** begin **

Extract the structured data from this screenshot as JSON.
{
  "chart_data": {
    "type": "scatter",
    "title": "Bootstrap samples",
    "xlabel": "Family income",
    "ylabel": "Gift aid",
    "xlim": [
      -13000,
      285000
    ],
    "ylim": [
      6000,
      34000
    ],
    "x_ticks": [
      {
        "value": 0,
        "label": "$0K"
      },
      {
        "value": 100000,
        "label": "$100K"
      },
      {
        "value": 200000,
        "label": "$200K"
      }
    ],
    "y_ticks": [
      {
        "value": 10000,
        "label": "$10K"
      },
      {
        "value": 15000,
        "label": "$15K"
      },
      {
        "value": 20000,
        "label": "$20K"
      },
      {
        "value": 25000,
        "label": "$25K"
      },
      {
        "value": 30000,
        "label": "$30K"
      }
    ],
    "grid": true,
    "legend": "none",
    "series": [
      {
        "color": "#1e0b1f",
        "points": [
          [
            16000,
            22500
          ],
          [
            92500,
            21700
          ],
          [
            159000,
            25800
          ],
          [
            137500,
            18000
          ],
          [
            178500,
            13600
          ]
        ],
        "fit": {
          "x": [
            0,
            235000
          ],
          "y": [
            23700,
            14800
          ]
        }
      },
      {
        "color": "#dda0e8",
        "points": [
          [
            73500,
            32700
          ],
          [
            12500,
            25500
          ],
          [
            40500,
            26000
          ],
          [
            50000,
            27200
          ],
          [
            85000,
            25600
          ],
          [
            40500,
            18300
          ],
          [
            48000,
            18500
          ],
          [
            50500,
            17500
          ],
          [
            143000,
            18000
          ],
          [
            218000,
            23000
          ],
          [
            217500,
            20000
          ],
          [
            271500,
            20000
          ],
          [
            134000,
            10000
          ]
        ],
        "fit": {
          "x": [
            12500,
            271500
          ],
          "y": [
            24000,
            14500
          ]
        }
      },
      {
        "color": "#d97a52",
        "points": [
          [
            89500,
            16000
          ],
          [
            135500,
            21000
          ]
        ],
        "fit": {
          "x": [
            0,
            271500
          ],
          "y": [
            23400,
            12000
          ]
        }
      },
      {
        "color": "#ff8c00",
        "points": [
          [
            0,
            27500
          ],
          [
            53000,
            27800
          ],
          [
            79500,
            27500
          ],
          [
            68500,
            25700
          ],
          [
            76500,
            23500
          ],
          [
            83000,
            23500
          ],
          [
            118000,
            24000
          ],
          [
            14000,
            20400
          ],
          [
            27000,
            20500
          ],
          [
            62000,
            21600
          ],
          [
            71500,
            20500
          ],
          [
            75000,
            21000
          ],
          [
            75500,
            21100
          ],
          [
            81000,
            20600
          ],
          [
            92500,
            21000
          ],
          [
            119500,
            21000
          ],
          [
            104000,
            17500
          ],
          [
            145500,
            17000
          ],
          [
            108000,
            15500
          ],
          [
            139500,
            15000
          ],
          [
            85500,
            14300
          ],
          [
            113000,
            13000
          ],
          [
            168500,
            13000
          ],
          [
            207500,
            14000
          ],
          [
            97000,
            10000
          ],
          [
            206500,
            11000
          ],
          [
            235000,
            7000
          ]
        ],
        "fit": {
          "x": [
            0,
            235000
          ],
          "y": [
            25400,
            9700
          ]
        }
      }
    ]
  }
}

** end **

Prompt >> State how many lines of the records hold the string "color", and nothing else.

Result for this task >> 4